◆ TASK:
Below are some entries. Copy each line that holds the string "JSON".

◆ MATERIAL SHOWN:
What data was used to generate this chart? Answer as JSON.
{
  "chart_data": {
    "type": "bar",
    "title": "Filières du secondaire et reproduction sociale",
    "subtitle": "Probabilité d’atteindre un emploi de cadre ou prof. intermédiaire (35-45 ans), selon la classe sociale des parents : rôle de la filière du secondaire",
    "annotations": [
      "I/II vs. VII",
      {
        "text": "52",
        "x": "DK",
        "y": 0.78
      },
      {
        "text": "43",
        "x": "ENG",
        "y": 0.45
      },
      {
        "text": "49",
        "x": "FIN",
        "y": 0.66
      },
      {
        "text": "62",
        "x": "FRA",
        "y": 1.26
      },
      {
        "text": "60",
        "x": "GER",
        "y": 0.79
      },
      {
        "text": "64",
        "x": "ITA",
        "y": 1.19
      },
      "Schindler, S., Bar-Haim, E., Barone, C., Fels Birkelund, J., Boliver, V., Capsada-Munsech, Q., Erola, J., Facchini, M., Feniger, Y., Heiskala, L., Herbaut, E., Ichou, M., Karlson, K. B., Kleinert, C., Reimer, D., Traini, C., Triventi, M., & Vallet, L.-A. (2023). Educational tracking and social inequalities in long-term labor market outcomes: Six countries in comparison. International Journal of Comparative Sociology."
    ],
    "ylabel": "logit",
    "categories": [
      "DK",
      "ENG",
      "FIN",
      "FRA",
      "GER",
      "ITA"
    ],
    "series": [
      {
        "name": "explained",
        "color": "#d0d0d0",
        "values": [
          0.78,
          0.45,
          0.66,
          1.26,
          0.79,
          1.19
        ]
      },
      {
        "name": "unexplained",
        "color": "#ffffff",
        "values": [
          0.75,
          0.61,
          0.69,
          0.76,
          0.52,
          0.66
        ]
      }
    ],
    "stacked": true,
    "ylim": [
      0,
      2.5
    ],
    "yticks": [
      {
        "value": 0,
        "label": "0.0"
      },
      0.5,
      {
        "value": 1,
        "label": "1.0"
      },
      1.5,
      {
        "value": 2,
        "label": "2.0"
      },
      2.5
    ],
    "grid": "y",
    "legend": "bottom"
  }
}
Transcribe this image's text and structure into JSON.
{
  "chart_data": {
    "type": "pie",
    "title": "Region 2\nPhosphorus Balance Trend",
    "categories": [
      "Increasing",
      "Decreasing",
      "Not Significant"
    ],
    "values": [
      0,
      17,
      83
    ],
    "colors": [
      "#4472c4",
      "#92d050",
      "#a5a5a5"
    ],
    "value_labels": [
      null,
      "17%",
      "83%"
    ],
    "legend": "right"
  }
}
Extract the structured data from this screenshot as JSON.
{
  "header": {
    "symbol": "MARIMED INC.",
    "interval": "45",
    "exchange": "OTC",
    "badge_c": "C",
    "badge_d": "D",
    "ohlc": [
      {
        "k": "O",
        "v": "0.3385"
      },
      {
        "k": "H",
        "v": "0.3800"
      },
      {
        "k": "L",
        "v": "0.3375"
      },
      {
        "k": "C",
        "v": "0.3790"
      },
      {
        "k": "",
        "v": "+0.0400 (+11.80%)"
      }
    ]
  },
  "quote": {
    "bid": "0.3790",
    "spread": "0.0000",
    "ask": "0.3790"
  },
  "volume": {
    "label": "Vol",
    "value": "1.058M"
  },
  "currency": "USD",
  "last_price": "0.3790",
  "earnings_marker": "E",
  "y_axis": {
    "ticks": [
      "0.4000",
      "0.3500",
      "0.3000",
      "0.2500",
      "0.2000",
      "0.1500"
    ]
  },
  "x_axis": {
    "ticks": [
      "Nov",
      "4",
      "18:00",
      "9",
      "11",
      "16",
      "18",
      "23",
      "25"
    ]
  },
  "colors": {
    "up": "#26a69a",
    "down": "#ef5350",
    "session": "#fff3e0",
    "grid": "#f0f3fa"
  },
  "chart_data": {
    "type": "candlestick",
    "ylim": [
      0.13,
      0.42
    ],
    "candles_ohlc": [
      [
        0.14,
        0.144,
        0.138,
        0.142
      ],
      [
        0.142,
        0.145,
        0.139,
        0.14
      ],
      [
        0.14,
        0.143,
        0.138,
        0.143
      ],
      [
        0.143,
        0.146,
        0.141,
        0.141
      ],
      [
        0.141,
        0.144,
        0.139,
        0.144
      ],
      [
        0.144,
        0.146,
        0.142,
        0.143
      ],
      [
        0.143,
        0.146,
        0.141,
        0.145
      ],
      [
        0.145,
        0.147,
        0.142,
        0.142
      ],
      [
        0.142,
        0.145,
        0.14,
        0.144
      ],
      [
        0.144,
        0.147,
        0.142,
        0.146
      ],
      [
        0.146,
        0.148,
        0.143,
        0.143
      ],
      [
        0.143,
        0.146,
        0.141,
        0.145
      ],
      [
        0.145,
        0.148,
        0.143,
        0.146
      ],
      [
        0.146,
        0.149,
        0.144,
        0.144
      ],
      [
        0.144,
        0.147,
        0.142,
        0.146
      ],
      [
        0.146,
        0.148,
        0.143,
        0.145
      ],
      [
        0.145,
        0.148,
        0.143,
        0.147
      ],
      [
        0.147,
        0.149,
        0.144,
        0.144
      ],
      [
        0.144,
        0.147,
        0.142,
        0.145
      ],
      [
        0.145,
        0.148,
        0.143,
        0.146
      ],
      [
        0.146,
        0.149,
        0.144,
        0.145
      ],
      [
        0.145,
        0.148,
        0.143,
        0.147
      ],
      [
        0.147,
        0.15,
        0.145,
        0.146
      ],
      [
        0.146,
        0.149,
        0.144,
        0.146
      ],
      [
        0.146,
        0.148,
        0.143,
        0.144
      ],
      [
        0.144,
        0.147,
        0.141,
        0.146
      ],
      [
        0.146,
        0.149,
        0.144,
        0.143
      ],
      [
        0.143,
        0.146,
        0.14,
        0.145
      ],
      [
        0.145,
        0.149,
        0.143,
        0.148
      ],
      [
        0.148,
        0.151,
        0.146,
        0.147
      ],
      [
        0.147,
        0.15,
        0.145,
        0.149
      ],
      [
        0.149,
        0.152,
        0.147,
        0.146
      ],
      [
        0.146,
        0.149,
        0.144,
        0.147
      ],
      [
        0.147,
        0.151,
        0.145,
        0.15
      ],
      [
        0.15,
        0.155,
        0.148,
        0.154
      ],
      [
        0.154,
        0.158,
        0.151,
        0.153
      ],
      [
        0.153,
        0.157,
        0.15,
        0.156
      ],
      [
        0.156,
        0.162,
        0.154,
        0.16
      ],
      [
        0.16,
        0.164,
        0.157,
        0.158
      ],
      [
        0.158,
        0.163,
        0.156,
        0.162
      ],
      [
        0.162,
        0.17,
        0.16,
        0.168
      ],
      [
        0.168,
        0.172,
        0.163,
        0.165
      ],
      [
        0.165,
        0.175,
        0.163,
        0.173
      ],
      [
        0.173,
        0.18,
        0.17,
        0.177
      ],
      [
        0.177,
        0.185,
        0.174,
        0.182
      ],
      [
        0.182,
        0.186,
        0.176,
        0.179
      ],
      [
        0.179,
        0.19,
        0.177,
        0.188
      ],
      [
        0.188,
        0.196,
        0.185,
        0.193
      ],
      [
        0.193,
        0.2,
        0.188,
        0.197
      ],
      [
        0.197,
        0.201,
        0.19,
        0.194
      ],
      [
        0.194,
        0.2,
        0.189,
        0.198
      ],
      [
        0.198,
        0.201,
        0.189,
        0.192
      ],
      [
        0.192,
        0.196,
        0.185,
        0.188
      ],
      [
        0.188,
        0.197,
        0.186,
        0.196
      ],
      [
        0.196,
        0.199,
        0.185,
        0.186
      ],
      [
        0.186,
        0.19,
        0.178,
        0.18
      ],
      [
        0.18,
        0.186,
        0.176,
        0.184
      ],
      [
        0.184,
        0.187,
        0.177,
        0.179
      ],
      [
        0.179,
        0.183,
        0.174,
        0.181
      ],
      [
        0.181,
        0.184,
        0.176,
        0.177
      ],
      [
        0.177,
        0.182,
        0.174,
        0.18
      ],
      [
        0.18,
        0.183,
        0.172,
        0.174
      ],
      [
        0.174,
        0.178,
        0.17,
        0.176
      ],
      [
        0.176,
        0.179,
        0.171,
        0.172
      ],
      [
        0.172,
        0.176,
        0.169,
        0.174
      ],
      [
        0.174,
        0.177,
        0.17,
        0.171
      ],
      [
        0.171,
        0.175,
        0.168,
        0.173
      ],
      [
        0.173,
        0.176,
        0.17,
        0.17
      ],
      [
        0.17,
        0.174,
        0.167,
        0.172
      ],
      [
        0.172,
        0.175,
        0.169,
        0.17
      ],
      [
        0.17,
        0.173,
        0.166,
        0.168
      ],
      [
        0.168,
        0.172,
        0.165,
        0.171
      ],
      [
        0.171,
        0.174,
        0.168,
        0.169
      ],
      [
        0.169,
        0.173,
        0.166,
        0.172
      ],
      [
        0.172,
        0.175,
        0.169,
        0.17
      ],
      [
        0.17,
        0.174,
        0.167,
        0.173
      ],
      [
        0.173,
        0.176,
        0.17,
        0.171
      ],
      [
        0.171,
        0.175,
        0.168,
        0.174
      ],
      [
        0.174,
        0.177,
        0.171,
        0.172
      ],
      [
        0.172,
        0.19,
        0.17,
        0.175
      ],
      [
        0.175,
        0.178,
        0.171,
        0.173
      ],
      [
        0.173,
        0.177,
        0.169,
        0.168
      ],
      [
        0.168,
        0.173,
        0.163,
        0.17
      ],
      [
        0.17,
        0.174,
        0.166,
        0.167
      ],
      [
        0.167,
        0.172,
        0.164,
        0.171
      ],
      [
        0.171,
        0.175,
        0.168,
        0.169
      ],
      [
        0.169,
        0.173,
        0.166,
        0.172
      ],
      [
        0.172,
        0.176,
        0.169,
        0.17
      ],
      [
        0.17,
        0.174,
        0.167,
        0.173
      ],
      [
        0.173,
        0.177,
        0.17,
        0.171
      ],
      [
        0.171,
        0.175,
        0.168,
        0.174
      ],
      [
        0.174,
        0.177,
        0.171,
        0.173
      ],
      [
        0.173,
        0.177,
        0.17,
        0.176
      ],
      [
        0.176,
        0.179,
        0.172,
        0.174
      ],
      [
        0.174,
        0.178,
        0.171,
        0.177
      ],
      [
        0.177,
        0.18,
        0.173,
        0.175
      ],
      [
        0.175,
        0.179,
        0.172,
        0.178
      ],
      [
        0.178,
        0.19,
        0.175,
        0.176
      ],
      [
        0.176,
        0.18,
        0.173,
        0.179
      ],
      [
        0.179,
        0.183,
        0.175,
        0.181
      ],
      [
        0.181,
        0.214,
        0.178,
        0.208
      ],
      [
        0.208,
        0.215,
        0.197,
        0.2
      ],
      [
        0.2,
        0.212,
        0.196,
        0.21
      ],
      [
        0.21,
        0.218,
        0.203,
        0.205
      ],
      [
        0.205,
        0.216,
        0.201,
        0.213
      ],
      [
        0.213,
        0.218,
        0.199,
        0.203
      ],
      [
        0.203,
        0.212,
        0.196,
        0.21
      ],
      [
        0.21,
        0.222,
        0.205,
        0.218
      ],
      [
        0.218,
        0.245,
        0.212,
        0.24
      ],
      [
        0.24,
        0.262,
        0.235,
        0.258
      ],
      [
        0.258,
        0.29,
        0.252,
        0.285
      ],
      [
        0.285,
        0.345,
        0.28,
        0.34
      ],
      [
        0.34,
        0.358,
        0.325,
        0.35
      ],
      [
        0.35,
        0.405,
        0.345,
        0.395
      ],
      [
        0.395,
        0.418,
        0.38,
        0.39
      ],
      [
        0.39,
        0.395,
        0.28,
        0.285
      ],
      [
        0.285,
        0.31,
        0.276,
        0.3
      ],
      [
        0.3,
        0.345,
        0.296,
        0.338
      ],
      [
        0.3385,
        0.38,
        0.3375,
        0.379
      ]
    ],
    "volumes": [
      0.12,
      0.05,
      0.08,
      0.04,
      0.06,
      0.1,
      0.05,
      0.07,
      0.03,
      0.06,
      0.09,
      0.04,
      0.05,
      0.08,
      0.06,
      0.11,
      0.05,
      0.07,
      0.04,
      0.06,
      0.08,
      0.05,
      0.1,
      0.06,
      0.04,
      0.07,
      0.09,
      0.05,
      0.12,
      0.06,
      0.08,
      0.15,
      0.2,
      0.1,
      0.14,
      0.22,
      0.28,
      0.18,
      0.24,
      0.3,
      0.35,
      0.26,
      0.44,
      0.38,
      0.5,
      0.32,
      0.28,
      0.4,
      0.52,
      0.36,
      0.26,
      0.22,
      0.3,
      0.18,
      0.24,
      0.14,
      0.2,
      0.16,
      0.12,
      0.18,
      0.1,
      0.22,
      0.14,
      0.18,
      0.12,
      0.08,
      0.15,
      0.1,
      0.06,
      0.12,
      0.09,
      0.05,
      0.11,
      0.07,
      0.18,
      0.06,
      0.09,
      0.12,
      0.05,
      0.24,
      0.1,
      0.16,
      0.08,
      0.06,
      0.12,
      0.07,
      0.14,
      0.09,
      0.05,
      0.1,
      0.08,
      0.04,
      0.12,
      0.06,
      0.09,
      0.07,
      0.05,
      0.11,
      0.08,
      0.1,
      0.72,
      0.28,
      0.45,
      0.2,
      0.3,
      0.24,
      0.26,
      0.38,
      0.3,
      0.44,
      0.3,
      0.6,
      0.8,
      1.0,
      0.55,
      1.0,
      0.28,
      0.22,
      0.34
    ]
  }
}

◆ SOLUTION TO THIS EXERCISE:
What data was used to generate this chart? Answer as JSON.
Transcribe this image's text and structure into JSON.
Extract the structured data from this screenshot as JSON.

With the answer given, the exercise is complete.